Extracted material
>> begin
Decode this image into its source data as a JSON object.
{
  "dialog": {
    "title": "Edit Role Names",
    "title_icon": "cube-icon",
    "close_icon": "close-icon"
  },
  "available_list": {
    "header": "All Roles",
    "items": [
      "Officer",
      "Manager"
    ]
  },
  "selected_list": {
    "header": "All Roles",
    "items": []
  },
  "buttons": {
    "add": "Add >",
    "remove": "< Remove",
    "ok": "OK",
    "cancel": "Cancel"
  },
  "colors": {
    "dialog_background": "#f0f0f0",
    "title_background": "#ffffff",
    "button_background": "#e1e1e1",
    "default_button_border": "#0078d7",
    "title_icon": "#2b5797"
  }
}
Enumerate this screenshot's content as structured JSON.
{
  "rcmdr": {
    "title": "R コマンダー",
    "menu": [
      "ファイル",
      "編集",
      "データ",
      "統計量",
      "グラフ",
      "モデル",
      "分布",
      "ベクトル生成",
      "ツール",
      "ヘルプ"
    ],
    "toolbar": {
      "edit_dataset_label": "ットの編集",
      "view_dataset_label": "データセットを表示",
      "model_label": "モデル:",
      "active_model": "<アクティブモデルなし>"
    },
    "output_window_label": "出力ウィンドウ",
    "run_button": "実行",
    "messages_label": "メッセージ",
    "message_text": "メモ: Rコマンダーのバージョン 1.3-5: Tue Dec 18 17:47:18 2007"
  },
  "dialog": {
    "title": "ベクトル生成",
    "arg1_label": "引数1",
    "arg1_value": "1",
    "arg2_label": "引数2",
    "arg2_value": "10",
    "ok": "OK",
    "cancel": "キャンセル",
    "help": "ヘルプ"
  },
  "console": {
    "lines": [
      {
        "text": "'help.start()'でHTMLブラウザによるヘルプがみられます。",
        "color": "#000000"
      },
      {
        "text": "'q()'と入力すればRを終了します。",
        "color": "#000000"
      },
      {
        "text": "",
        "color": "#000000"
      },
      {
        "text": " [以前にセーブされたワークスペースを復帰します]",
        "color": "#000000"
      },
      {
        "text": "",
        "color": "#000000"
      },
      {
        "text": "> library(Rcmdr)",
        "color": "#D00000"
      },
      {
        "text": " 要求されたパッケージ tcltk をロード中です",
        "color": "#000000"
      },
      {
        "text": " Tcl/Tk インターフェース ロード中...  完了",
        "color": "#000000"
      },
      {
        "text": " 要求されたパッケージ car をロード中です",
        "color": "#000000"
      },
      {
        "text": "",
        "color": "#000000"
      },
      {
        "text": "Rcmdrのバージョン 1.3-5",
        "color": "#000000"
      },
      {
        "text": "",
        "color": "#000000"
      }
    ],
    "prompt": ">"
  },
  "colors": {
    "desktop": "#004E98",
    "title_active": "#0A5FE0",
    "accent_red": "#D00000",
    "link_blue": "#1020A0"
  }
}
>> end
Copy down the material exactly as written.

Written solution
Decode this image into its source data as a JSON object.
{
  "dialog": {
    "title": "Edit Role Names",
    "title_icon": "cube-icon",
    "close_icon": "close-icon"
  },
  "available_list": {
    "header": "All Roles",
    "items": [
      "Officer",
      "Manager"
    ]
  },
  "selected_list": {
    "header": "All Roles",
    "items": []
  },
  "buttons": {
    "add": "Add >",
    "remove": "< Remove",
    "ok": "OK",
    "cancel": "Cancel"
  },
  "colors": {
    "dialog_background": "#f0f0f0",
    "title_background": "#ffffff",
    "button_background": "#e1e1e1",
    "default_button_border": "#0078d7",
    "title_icon": "#2b5797"
  }
}
Enumerate this screenshot's content as structured JSON.
{
  "rcmdr": {
    "title": "R コマンダー",
    "menu": [
      "ファイル",
      "編集",
      "データ",
      "統計量",
      "グラフ",
      "モデル",
      "分布",
      "ベクトル生成",
      "ツール",
      "ヘルプ"
    ],
    "toolbar": {
      "edit_dataset_label": "ットの編集",
      "view_dataset_label": "データセットを表示",
      "model_label": "モデル:",
      "active_model": "<アクティブモデルなし>"
    },
    "output_window_label": "出力ウィンドウ",
    "run_button": "実行",
    "messages_label": "メッセージ",
    "message_text": "メモ: Rコマンダーのバージョン 1.3-5: Tue Dec 18 17:47:18 2007"
  },
  "dialog": {
    "title": "ベクトル生成",
    "arg1_label": "引数1",
    "arg1_value": "1",
    "arg2_label": "引数2",
    "arg2_value": "10",
    "ok": "OK",
    "cancel": "キャンセル",
    "help": "ヘルプ"
  },
  "console": {
    "lines": [
      {
        "text": "'help.start()'でHTMLブラウザによるヘルプがみられます。",
        "color": "#000000"
      },
      {
        "text": "'q()'と入力すればRを終了します。",
        "color": "#000000"
      },
      {
        "text": "",
        "color": "#000000"
      },
      {
        "text": " [以前にセーブされたワークスペースを復帰します]",
        "color": "#000000"
      },
      {
        "text": "",
        "color": "#000000"
      },
      {
        "text": "> library(Rcmdr)",
        "color": "#D00000"
      },
      {
        "text": " 要求されたパッケージ tcltk をロード中です",
        "color": "#000000"
      },
      {
        "text": " Tcl/Tk インターフェース ロード中...  完了",
        "color": "#000000"
      },
      {
        "text": " 要求されたパッケージ car をロード中です",
        "color": "#000000"
      },
      {
        "text": "",
        "color": "#000000"
      },
      {
        "text": "Rcmdrのバージョン 1.3-5",
        "color": "#000000"
      },
      {
        "text": "",
        "color": "#000000"
      }
    ],
    "prompt": ">"
  },
  "colors": {
    "desktop": "#004E98",
    "title_active": "#0A5FE0",
    "accent_red": "#D00000",
    "link_blue": "#1020A0"
  }
}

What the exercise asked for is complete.